Goal: Pick out all lines of the entries that include the word "placeholder" and copy them.

[start Records for this exercise]

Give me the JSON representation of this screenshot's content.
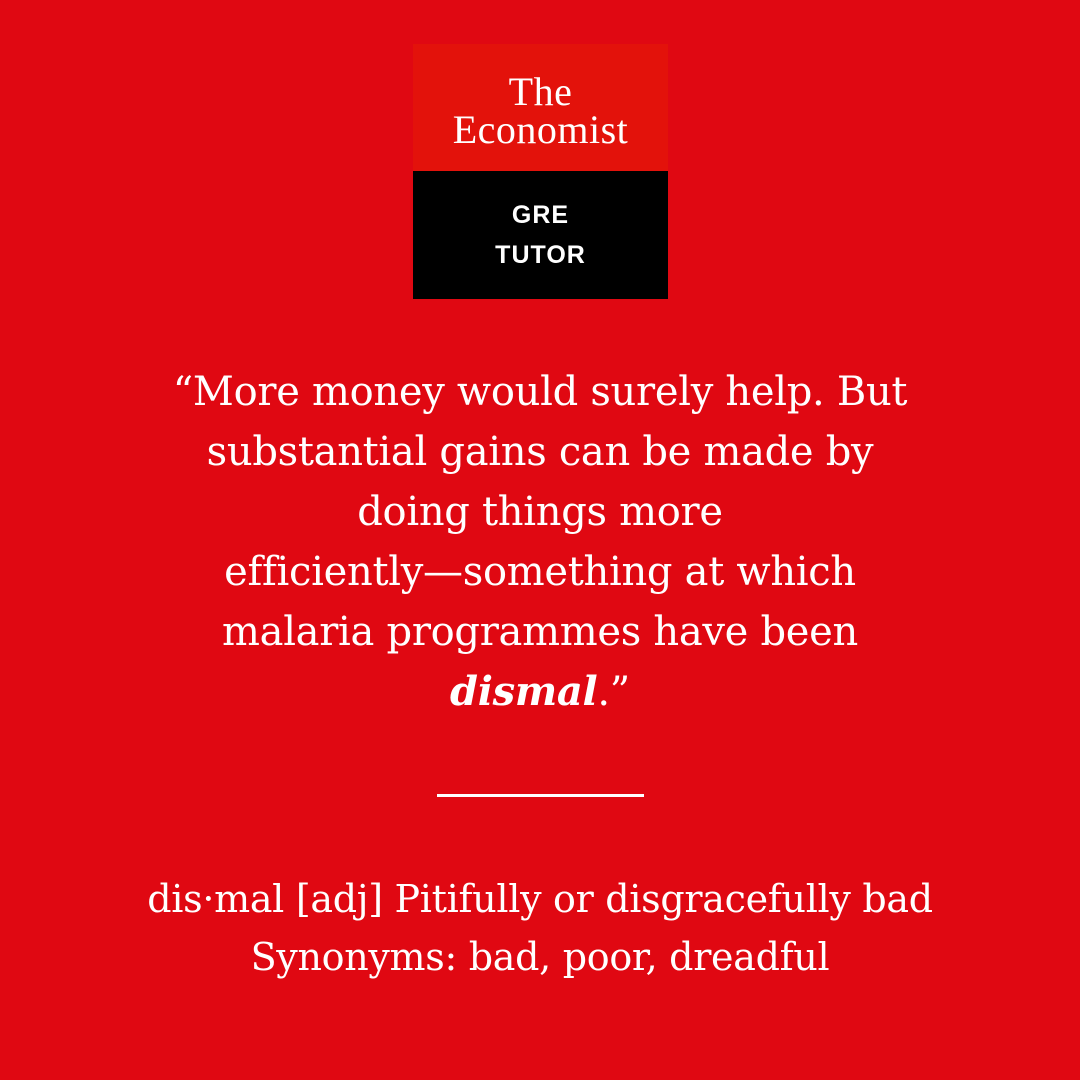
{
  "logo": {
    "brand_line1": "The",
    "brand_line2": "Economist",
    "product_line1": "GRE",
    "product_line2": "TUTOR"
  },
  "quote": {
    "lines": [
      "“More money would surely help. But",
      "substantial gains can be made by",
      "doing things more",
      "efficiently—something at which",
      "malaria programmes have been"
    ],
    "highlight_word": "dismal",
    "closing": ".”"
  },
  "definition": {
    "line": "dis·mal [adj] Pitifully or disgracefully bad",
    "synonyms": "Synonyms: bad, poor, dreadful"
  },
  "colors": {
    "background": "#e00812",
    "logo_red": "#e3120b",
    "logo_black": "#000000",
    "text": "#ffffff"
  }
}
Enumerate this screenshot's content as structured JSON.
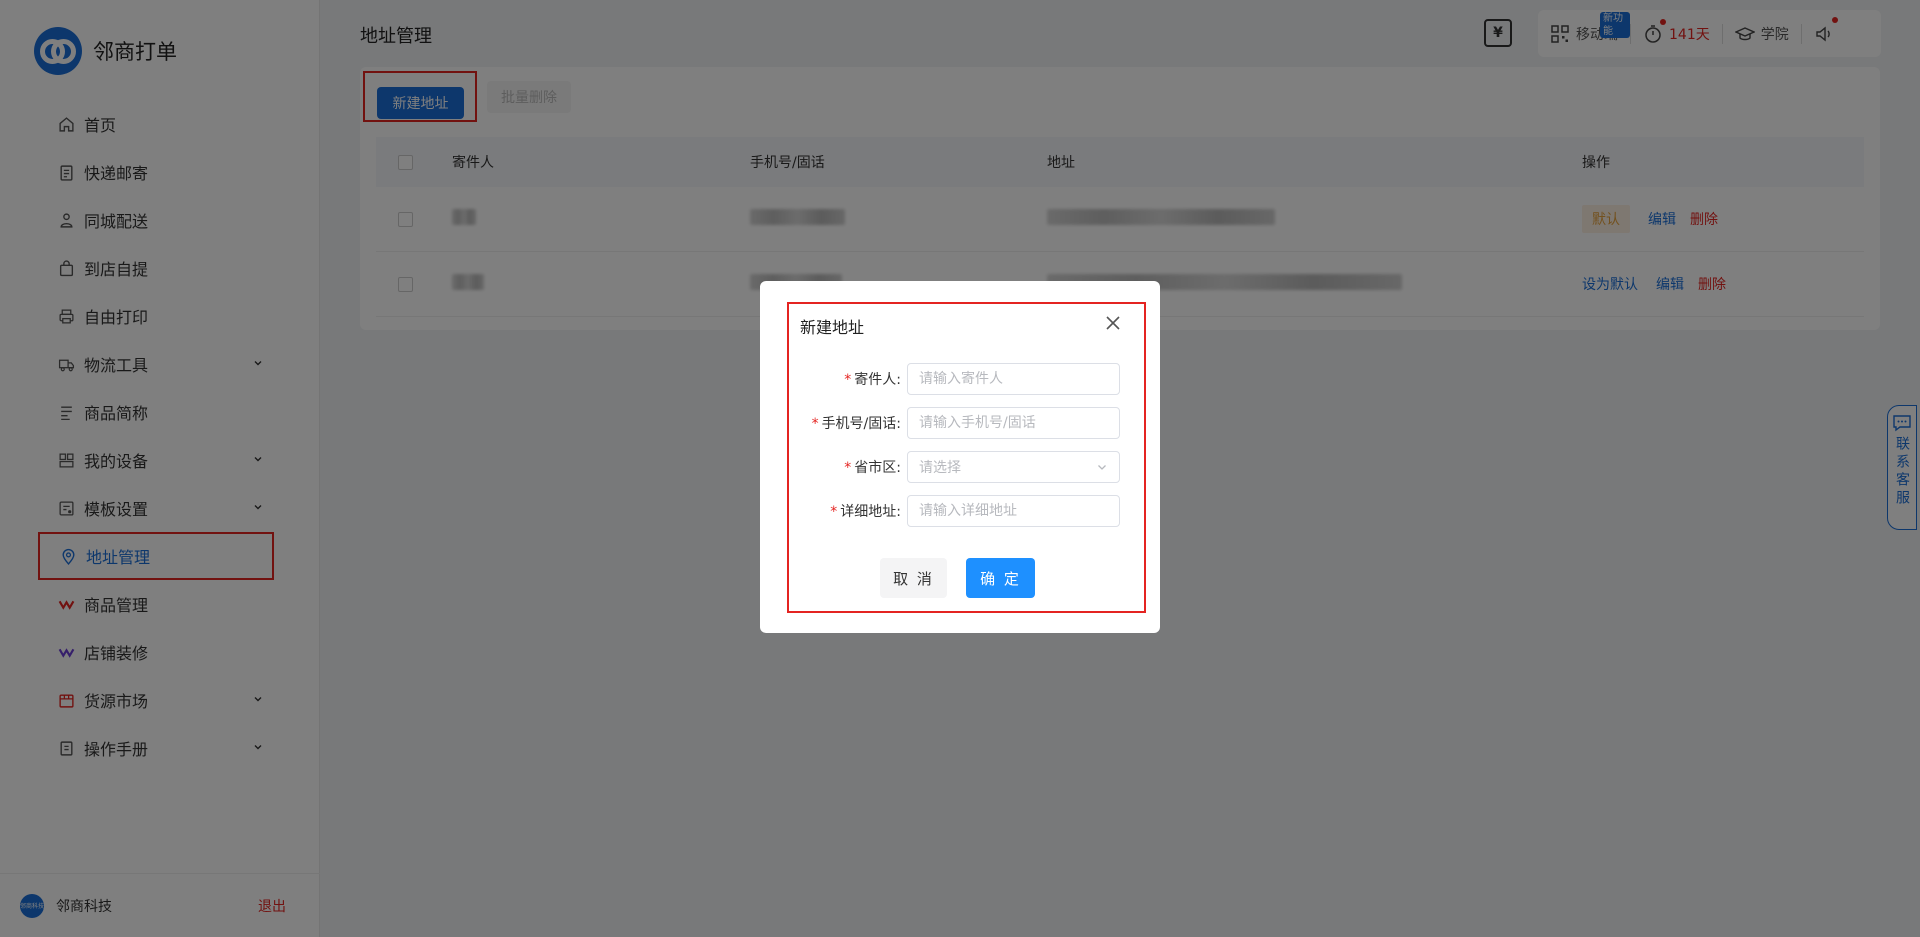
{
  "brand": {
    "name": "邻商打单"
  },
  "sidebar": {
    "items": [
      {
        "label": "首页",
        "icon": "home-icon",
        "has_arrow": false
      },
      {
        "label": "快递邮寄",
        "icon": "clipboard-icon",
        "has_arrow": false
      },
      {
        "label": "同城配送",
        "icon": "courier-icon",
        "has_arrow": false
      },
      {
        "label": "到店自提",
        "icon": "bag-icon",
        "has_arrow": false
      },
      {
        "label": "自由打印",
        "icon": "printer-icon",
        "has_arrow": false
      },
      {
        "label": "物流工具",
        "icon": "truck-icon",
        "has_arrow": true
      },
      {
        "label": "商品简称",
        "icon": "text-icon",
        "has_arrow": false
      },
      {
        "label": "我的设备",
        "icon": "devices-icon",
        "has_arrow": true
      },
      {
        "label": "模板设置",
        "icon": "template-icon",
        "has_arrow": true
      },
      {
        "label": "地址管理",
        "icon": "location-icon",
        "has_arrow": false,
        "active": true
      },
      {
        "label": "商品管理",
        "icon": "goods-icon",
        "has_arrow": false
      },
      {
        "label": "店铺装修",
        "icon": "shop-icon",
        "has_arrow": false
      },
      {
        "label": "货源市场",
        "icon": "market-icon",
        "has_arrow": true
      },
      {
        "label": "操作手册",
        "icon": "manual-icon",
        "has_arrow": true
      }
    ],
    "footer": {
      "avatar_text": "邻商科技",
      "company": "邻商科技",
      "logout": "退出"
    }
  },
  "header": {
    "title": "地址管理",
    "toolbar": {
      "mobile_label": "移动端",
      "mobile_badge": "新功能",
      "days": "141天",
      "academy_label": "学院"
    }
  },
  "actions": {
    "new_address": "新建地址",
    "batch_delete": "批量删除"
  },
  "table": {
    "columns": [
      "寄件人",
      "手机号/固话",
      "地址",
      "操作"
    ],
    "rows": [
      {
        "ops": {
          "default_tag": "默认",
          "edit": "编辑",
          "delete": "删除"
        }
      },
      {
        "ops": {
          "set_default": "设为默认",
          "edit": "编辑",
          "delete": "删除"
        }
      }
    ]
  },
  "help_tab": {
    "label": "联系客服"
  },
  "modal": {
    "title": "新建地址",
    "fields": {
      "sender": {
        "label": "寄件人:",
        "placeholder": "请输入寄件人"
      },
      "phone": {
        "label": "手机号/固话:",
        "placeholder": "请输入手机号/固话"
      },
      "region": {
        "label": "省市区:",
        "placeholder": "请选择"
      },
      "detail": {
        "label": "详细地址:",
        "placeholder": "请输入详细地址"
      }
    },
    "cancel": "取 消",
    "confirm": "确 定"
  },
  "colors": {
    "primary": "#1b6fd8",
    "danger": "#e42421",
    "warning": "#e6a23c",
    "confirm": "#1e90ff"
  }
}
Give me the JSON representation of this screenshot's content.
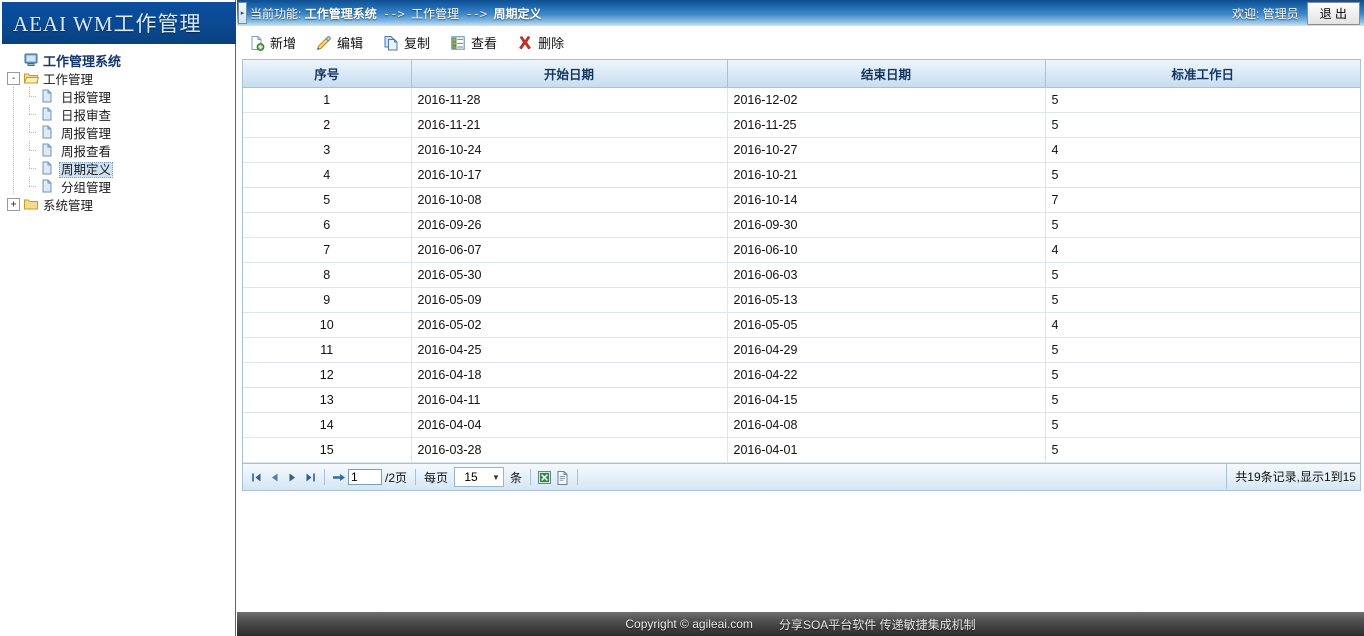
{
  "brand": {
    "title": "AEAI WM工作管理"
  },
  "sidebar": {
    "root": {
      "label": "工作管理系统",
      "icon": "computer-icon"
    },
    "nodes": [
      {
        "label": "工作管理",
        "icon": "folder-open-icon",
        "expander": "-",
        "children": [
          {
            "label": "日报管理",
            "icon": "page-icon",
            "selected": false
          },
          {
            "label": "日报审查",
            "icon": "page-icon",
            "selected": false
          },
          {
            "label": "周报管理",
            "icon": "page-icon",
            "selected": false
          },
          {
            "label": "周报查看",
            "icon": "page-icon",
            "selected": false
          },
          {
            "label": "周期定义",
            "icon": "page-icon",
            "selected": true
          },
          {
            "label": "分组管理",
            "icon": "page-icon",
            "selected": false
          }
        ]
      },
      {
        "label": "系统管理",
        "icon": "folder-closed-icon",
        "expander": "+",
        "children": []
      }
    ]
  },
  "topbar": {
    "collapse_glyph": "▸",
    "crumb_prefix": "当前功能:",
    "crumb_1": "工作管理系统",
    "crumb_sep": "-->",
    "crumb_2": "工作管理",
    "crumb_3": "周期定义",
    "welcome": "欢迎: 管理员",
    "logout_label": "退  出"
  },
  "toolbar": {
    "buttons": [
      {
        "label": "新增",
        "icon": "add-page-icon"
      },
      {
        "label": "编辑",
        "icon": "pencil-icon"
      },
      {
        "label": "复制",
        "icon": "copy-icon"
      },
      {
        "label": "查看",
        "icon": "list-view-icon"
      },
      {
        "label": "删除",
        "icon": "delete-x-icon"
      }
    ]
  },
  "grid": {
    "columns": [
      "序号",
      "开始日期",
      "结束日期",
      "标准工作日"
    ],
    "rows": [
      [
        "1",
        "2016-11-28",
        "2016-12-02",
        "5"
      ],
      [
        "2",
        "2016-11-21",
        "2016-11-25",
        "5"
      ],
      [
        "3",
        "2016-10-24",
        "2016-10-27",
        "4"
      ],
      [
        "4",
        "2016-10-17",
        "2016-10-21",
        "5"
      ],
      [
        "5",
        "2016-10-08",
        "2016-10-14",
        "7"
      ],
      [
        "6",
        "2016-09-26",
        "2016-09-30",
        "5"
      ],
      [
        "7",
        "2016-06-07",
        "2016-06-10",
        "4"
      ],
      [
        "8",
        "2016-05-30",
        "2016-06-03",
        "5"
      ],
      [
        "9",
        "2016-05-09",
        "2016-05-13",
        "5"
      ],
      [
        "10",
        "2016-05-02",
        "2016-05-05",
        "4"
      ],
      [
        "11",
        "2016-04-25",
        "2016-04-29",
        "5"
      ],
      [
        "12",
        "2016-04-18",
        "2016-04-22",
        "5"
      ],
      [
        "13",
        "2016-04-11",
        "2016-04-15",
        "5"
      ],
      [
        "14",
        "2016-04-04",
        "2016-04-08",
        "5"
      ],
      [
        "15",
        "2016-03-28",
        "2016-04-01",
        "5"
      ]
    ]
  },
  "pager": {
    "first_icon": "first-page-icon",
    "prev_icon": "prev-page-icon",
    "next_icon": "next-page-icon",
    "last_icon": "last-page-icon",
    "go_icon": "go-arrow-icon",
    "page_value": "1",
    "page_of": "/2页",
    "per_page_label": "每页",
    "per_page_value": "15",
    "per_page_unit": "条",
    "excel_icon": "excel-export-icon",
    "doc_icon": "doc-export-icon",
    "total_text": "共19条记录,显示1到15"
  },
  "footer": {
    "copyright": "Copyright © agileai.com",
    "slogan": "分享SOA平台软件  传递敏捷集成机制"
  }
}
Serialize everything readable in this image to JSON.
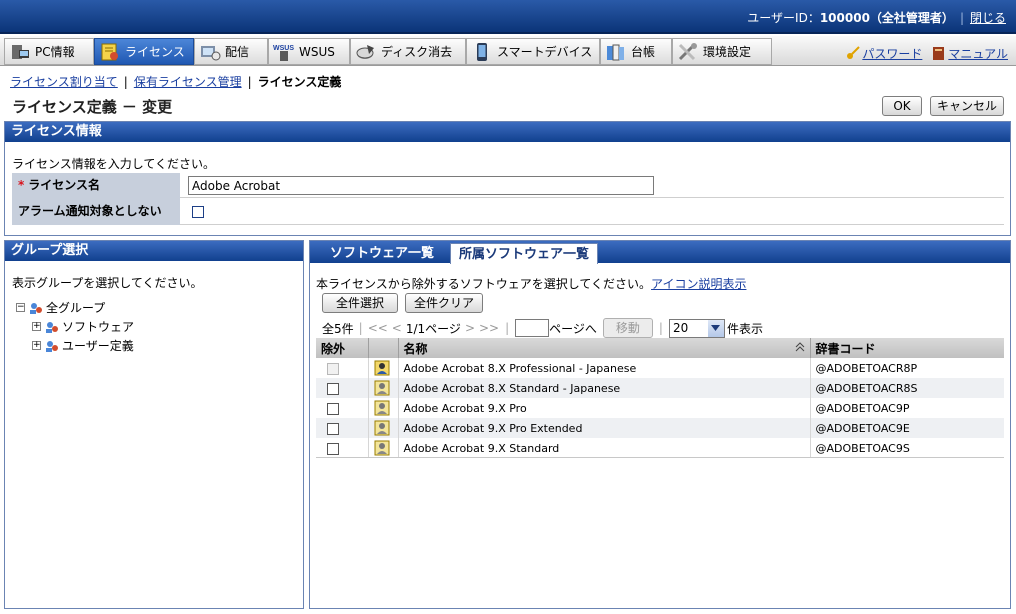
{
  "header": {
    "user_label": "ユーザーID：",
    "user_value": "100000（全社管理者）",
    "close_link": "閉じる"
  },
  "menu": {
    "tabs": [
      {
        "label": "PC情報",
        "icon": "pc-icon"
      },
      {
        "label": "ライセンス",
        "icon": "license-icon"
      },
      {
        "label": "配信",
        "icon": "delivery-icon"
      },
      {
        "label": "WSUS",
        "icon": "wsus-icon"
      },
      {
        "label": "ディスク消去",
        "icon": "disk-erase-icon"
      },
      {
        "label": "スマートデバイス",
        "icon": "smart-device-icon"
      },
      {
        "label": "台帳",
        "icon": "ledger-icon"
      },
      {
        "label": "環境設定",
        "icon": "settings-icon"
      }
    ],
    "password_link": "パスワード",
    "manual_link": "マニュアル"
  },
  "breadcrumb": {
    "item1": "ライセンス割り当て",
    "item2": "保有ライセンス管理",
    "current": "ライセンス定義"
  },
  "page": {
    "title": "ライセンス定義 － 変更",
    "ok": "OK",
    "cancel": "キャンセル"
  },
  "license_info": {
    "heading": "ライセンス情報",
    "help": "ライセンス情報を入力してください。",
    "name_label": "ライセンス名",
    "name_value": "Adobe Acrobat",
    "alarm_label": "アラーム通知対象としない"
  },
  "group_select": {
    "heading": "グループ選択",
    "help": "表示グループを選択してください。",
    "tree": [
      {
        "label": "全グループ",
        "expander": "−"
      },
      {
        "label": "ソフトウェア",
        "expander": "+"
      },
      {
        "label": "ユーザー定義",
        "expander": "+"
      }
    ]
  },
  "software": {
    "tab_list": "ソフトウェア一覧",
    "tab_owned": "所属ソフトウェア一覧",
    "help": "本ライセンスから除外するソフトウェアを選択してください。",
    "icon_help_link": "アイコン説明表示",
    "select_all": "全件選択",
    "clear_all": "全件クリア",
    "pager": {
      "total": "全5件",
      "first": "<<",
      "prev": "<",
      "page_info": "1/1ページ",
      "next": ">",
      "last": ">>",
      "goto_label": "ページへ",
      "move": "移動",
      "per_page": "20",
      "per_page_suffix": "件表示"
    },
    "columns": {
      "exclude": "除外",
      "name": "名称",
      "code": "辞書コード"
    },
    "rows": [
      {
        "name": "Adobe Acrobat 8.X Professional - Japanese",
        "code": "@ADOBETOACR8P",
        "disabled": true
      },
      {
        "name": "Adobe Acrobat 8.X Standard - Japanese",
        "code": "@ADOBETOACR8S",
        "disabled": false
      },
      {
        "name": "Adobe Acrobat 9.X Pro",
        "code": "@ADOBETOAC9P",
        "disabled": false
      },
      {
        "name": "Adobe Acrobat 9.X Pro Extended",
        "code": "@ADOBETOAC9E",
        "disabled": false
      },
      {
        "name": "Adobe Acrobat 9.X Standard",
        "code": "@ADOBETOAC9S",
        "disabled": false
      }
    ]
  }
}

[end Records for this exercise]

Task result:
        "placeholder": "请输入寄件人"
        "placeholder": "请输入手机号/固话"
        "placeholder": "请选择"
        "placeholder": "请输入详细地址"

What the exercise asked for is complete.